[Start of PROVIDED INFORMATION]
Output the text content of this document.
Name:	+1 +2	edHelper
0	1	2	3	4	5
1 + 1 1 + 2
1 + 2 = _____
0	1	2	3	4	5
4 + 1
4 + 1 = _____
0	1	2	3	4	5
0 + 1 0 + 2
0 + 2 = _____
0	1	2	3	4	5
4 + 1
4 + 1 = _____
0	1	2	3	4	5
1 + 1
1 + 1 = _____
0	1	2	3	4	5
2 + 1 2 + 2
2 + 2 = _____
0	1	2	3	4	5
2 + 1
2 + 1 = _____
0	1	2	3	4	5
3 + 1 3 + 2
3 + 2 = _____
[End of PROVIDED INFORMATION]
[Start of PROVIDED INFORMATION]
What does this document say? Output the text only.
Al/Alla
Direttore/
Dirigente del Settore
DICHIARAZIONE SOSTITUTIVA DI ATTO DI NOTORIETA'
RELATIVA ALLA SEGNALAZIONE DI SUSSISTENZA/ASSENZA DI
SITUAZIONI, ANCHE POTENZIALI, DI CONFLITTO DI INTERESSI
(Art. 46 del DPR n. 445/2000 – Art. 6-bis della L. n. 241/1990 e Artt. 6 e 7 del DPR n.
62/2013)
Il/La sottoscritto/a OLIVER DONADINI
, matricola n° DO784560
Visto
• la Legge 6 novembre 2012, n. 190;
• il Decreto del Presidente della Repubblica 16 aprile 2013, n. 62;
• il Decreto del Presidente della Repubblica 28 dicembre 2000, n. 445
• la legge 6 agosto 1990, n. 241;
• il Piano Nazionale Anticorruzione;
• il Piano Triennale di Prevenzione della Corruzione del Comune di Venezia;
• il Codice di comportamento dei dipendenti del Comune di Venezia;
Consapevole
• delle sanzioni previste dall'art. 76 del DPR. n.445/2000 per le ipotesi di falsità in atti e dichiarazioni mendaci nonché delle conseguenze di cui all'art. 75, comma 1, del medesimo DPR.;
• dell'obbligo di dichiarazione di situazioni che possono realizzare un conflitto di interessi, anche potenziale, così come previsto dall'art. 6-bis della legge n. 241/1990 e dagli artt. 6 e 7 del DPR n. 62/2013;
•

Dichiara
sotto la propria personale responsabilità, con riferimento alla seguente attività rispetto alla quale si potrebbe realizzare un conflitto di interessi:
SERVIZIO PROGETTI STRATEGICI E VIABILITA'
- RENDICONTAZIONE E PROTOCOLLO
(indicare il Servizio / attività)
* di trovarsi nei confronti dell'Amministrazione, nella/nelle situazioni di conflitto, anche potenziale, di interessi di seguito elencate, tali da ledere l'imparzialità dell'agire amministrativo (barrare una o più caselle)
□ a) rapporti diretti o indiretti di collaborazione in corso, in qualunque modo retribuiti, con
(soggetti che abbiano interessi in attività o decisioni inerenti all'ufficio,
[End of PROVIDED INFORMATION]
• **PROBLEM TO SOLVE**: Across the entries, how many lines hold the word "Piano"? Say only the number.

• **OUTPUT OF THE TASK**: 2